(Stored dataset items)
-- Begin --
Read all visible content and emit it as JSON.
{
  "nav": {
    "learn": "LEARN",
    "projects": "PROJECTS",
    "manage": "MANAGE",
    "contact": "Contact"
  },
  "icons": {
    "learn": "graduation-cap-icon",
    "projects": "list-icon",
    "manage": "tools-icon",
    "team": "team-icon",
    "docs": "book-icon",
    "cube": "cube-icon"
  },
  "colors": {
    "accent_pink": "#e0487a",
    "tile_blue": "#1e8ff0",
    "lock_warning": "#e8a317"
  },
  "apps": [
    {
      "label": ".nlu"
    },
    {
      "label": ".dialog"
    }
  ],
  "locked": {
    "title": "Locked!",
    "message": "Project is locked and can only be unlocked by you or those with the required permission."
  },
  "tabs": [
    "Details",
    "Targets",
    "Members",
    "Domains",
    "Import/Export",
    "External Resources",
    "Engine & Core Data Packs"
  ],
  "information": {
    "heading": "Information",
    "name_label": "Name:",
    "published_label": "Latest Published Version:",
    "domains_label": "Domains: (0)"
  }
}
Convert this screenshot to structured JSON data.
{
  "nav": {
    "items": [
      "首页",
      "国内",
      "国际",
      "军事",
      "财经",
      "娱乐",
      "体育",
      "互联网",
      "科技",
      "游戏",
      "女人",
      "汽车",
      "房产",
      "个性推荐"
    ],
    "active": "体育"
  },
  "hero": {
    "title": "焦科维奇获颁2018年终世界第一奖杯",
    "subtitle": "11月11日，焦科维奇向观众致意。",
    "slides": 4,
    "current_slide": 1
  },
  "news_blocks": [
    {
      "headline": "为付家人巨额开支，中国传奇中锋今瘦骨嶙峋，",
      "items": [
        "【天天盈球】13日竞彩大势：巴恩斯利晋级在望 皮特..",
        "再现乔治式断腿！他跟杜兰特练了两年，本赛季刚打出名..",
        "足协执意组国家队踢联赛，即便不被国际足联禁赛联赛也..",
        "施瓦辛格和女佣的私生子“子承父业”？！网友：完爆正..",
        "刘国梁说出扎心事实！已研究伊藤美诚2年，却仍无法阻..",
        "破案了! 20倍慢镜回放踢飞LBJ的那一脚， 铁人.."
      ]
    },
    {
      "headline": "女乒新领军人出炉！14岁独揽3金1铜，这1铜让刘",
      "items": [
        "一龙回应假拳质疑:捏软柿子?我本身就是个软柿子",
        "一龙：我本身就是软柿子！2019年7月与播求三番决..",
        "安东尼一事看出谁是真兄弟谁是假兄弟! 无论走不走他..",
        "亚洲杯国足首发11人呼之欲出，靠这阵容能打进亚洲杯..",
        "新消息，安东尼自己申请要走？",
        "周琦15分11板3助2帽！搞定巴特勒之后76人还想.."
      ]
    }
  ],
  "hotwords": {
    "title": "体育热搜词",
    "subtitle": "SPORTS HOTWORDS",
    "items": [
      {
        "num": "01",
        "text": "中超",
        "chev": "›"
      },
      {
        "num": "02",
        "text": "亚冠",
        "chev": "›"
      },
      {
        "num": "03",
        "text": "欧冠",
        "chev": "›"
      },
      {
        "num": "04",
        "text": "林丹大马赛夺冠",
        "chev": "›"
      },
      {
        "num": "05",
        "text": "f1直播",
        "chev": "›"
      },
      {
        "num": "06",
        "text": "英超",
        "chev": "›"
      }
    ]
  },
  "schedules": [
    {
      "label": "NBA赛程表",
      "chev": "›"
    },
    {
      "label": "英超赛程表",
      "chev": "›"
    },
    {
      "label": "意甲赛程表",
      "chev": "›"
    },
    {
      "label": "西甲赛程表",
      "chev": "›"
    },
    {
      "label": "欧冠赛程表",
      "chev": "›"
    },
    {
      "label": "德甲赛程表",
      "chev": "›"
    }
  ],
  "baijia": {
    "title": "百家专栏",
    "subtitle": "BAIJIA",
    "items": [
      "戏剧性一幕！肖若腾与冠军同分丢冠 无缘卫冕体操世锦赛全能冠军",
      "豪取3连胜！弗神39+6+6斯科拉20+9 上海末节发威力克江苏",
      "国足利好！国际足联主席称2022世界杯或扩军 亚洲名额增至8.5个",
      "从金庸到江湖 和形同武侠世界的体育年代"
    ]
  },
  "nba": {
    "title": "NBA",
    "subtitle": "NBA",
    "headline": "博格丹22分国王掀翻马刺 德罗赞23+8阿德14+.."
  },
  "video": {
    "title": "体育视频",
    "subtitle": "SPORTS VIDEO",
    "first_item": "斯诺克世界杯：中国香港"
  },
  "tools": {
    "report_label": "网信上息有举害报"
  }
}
-- End --
■ WRITTEN REQUEST: Go through the records and print each one exactly.

■ COMPLETE OUTPUT:
Read all visible content and emit it as JSON.
{
  "nav": {
    "learn": "LEARN",
    "projects": "PROJECTS",
    "manage": "MANAGE",
    "contact": "Contact"
  },
  "icons": {
    "learn": "graduation-cap-icon",
    "projects": "list-icon",
    "manage": "tools-icon",
    "team": "team-icon",
    "docs": "book-icon",
    "cube": "cube-icon"
  },
  "colors": {
    "accent_pink": "#e0487a",
    "tile_blue": "#1e8ff0",
    "lock_warning": "#e8a317"
  },
  "apps": [
    {
      "label": ".nlu"
    },
    {
      "label": ".dialog"
    }
  ],
  "locked": {
    "title": "Locked!",
    "message": "Project is locked and can only be unlocked by you or those with the required permission."
  },
  "tabs": [
    "Details",
    "Targets",
    "Members",
    "Domains",
    "Import/Export",
    "External Resources",
    "Engine & Core Data Packs"
  ],
  "information": {
    "heading": "Information",
    "name_label": "Name:",
    "published_label": "Latest Published Version:",
    "domains_label": "Domains: (0)"
  }
}
Convert this screenshot to structured JSON data.
{
  "nav": {
    "items": [
      "首页",
      "国内",
      "国际",
      "军事",
      "财经",
      "娱乐",
      "体育",
      "互联网",
      "科技",
      "游戏",
      "女人",
      "汽车",
      "房产",
      "个性推荐"
    ],
    "active": "体育"
  },
  "hero": {
    "title": "焦科维奇获颁2018年终世界第一奖杯",
    "subtitle": "11月11日，焦科维奇向观众致意。",
    "slides": 4,
    "current_slide": 1
  },
  "news_blocks": [
    {
      "headline": "为付家人巨额开支，中国传奇中锋今瘦骨嶙峋，",
      "items": [
        "【天天盈球】13日竞彩大势：巴恩斯利晋级在望 皮特..",
        "再现乔治式断腿！他跟杜兰特练了两年，本赛季刚打出名..",
        "足协执意组国家队踢联赛，即便不被国际足联禁赛联赛也..",
        "施瓦辛格和女佣的私生子“子承父业”？！网友：完爆正..",
        "刘国梁说出扎心事实！已研究伊藤美诚2年，却仍无法阻..",
        "破案了! 20倍慢镜回放踢飞LBJ的那一脚， 铁人.."
      ]
    },
    {
      "headline": "女乒新领军人出炉！14岁独揽3金1铜，这1铜让刘",
      "items": [
        "一龙回应假拳质疑:捏软柿子?我本身就是个软柿子",
        "一龙：我本身就是软柿子！2019年7月与播求三番决..",
        "安东尼一事看出谁是真兄弟谁是假兄弟! 无论走不走他..",
        "亚洲杯国足首发11人呼之欲出，靠这阵容能打进亚洲杯..",
        "新消息，安东尼自己申请要走？",
        "周琦15分11板3助2帽！搞定巴特勒之后76人还想.."
      ]
    }
  ],
  "hotwords": {
    "title": "体育热搜词",
    "subtitle": "SPORTS HOTWORDS",
    "items": [
      {
        "num": "01",
        "text": "中超",
        "chev": "›"
      },
      {
        "num": "02",
        "text": "亚冠",
        "chev": "›"
      },
      {
        "num": "03",
        "text": "欧冠",
        "chev": "›"
      },
      {
        "num": "04",
        "text": "林丹大马赛夺冠",
        "chev": "›"
      },
      {
        "num": "05",
        "text": "f1直播",
        "chev": "›"
      },
      {
        "num": "06",
        "text": "英超",
        "chev": "›"
      }
    ]
  },
  "schedules": [
    {
      "label": "NBA赛程表",
      "chev": "›"
    },
    {
      "label": "英超赛程表",
      "chev": "›"
    },
    {
      "label": "意甲赛程表",
      "chev": "›"
    },
    {
      "label": "西甲赛程表",
      "chev": "›"
    },
    {
      "label": "欧冠赛程表",
      "chev": "›"
    },
    {
      "label": "德甲赛程表",
      "chev": "›"
    }
  ],
  "baijia": {
    "title": "百家专栏",
    "subtitle": "BAIJIA",
    "items": [
      "戏剧性一幕！肖若腾与冠军同分丢冠 无缘卫冕体操世锦赛全能冠军",
      "豪取3连胜！弗神39+6+6斯科拉20+9 上海末节发威力克江苏",
      "国足利好！国际足联主席称2022世界杯或扩军 亚洲名额增至8.5个",
      "从金庸到江湖 和形同武侠世界的体育年代"
    ]
  },
  "nba": {
    "title": "NBA",
    "subtitle": "NBA",
    "headline": "博格丹22分国王掀翻马刺 德罗赞23+8阿德14+.."
  },
  "video": {
    "title": "体育视频",
    "subtitle": "SPORTS VIDEO",
    "first_item": "斯诺克世界杯：中国香港"
  },
  "tools": {
    "report_label": "网信上息有举害报"
  }
}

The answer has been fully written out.